**Dataset records:**
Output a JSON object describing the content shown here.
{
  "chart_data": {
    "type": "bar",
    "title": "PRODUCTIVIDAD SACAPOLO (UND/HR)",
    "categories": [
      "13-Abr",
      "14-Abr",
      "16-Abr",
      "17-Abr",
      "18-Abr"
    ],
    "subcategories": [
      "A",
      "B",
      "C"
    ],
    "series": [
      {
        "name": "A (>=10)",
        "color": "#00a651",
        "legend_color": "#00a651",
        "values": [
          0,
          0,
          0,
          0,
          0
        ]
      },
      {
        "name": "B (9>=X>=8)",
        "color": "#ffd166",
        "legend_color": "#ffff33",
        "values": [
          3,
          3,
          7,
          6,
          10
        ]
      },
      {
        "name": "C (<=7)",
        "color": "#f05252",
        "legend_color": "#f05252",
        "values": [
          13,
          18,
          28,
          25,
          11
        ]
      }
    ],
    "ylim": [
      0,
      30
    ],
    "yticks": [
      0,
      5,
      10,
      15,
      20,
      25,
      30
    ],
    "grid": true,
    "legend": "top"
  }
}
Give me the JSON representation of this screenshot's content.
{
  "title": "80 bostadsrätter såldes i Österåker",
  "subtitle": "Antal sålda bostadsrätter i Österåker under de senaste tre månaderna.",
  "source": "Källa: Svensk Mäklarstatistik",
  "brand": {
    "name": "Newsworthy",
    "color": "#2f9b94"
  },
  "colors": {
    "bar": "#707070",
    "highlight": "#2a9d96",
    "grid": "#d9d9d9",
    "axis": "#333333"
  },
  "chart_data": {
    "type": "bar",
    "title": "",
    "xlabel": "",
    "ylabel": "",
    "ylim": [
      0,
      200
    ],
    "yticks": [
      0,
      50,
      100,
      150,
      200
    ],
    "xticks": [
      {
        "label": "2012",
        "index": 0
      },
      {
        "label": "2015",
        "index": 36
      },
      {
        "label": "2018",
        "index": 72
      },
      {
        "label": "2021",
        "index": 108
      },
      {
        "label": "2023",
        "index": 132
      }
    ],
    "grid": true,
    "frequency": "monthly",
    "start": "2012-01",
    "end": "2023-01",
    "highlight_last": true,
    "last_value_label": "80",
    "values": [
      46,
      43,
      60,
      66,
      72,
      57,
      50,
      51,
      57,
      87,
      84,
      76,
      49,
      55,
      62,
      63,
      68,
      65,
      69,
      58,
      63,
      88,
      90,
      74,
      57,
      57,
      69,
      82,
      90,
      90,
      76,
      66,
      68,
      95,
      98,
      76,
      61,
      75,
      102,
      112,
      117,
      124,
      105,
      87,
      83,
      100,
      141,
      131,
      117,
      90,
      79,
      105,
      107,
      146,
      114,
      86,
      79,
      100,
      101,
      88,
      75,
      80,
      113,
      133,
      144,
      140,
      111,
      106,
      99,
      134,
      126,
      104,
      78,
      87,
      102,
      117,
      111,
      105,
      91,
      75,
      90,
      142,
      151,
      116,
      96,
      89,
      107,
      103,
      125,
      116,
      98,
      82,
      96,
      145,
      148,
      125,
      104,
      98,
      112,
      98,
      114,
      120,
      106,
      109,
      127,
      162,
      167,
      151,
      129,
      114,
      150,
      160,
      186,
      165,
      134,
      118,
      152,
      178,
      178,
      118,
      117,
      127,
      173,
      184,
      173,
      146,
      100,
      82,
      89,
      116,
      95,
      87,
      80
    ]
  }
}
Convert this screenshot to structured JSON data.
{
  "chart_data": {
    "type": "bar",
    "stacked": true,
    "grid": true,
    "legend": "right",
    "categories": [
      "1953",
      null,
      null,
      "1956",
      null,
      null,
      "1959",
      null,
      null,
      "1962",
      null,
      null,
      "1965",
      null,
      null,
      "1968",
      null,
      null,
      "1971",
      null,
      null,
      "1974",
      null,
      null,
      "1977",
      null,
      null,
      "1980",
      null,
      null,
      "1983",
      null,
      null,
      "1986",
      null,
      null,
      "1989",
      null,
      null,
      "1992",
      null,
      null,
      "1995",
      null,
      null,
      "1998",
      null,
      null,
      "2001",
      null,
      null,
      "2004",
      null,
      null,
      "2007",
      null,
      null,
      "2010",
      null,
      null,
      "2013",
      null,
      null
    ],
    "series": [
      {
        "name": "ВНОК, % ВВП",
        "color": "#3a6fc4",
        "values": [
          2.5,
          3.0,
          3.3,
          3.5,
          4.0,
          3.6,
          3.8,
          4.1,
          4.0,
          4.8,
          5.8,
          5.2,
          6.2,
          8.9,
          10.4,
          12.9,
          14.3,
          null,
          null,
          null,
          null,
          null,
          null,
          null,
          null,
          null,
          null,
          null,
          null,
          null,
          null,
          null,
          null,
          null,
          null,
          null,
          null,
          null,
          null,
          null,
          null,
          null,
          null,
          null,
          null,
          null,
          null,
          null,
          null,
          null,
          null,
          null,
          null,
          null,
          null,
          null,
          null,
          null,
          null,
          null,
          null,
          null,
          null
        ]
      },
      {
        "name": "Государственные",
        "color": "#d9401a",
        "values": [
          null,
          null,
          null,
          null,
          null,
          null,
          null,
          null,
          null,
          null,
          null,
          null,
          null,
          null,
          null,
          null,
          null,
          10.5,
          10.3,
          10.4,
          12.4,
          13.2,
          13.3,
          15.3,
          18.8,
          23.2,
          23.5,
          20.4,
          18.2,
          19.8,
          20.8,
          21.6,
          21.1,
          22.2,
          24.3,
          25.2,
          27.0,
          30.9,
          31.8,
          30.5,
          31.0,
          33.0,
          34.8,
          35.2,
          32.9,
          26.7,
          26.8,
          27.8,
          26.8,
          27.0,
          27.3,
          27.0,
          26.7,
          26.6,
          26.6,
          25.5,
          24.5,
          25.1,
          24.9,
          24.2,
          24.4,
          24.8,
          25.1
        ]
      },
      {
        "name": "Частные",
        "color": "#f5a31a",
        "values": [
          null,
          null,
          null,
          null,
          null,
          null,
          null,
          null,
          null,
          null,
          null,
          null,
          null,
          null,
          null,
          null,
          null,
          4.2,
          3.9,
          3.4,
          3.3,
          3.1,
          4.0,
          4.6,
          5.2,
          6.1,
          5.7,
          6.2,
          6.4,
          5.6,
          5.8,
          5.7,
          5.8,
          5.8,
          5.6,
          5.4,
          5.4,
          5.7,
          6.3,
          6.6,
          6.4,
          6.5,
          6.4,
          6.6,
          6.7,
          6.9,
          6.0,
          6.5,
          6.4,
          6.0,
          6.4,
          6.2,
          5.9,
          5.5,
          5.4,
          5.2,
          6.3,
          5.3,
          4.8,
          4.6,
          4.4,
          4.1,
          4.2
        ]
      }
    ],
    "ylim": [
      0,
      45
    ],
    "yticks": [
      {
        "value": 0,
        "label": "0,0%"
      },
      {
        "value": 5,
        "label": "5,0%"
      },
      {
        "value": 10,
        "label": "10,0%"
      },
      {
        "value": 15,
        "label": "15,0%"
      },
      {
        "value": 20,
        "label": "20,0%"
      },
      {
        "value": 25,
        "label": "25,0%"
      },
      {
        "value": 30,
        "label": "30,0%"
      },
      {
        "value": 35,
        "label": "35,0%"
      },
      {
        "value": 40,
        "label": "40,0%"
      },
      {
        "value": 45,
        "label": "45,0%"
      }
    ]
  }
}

**Instruction:** Collect every line with the string "screenshot" from the records, and copy each.

**Answer:**
Give me the JSON representation of this screenshot's content.
Convert this screenshot to structured JSON data.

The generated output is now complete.